[BEGIN DATA PROVIDED]

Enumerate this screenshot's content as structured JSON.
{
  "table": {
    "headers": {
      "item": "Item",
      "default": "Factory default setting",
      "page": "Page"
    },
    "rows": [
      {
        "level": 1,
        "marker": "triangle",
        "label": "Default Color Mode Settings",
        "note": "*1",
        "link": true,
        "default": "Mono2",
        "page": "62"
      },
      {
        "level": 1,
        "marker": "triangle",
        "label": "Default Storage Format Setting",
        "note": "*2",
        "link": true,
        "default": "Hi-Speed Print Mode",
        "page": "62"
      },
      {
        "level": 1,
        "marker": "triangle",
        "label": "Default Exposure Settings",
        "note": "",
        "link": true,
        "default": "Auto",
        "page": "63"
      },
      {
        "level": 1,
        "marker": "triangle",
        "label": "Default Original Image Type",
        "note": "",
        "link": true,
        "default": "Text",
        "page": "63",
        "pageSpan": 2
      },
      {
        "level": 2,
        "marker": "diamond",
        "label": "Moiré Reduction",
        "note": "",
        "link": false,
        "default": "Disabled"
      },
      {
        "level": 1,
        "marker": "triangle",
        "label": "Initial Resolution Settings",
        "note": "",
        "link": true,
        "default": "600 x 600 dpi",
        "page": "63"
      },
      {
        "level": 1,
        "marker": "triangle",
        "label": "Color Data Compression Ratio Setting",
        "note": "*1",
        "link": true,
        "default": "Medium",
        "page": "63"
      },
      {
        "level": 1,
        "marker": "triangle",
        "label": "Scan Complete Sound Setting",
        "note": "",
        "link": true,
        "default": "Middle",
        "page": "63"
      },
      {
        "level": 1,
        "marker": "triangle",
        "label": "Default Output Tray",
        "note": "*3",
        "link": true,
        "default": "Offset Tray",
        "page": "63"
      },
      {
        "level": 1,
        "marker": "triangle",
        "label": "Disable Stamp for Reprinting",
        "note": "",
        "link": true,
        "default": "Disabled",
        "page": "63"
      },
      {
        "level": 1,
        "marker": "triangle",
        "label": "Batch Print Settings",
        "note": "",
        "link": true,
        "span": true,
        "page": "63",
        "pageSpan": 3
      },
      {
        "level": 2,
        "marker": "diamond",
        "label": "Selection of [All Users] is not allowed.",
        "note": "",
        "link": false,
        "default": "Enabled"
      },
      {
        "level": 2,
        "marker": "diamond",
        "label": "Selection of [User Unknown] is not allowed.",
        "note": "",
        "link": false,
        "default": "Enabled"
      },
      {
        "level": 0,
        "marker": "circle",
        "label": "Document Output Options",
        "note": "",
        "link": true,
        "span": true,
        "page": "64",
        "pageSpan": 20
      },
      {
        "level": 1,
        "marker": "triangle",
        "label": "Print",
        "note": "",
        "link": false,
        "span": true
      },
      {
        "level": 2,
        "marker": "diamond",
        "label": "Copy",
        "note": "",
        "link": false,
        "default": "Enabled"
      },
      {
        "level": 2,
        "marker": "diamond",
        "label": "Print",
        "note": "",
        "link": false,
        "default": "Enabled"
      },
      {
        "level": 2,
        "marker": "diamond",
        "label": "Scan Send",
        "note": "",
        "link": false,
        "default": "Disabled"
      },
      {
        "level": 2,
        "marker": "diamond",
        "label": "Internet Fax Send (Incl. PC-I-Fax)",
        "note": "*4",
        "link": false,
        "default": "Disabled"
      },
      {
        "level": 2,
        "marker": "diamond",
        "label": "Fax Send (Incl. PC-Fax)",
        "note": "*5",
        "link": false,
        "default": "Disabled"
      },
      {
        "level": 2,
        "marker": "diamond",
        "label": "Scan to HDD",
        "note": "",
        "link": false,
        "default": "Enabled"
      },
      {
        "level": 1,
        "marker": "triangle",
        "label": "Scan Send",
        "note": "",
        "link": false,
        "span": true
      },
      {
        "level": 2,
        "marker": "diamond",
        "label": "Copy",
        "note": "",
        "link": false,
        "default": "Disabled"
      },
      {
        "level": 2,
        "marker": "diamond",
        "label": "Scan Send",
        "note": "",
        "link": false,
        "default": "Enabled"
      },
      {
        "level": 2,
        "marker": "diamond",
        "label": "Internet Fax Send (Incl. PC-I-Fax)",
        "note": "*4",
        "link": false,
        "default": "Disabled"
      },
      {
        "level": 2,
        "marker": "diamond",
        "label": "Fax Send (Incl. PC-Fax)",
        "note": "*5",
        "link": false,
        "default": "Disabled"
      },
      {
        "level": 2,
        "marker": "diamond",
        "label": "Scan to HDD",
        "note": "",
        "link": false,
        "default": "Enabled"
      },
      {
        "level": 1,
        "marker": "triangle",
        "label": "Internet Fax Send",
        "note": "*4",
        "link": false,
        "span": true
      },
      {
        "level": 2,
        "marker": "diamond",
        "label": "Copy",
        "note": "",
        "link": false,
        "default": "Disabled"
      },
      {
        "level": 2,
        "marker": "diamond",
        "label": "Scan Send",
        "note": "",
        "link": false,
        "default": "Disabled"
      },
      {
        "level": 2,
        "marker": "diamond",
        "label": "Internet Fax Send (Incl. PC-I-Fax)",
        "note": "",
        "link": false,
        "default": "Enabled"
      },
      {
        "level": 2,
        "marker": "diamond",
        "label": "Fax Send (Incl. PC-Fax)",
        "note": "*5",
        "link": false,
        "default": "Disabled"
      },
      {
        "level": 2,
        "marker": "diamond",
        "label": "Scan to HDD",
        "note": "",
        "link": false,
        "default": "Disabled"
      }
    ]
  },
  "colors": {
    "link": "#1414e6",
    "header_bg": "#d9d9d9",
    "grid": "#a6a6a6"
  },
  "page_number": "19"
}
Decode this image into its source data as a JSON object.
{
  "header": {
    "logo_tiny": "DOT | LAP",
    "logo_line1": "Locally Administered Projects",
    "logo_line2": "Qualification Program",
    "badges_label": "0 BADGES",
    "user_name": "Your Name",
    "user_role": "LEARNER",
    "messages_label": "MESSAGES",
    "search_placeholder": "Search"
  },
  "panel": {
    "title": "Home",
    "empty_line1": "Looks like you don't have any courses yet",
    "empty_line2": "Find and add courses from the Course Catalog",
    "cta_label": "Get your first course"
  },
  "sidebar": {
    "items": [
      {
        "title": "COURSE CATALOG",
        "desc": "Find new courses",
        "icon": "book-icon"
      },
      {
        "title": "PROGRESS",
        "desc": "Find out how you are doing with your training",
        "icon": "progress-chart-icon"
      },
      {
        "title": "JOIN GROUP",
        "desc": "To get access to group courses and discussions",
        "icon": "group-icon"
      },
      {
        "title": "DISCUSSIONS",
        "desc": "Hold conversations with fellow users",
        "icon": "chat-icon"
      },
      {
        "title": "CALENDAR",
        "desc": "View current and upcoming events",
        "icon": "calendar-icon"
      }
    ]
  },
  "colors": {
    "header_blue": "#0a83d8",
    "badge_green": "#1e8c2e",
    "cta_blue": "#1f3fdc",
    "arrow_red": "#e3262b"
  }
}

[END DATA PROVIDED]

■ **EXERCISE TASK**
Every line of the records that includes the word "title" should be gathered.

■ **PROBLEM SOLUTION**
    "title": "Home",
        "title": "COURSE CATALOG",
        "title": "PROGRESS",
        "title": "JOIN GROUP",
        "title": "DISCUSSIONS",
        "title": "CALENDAR",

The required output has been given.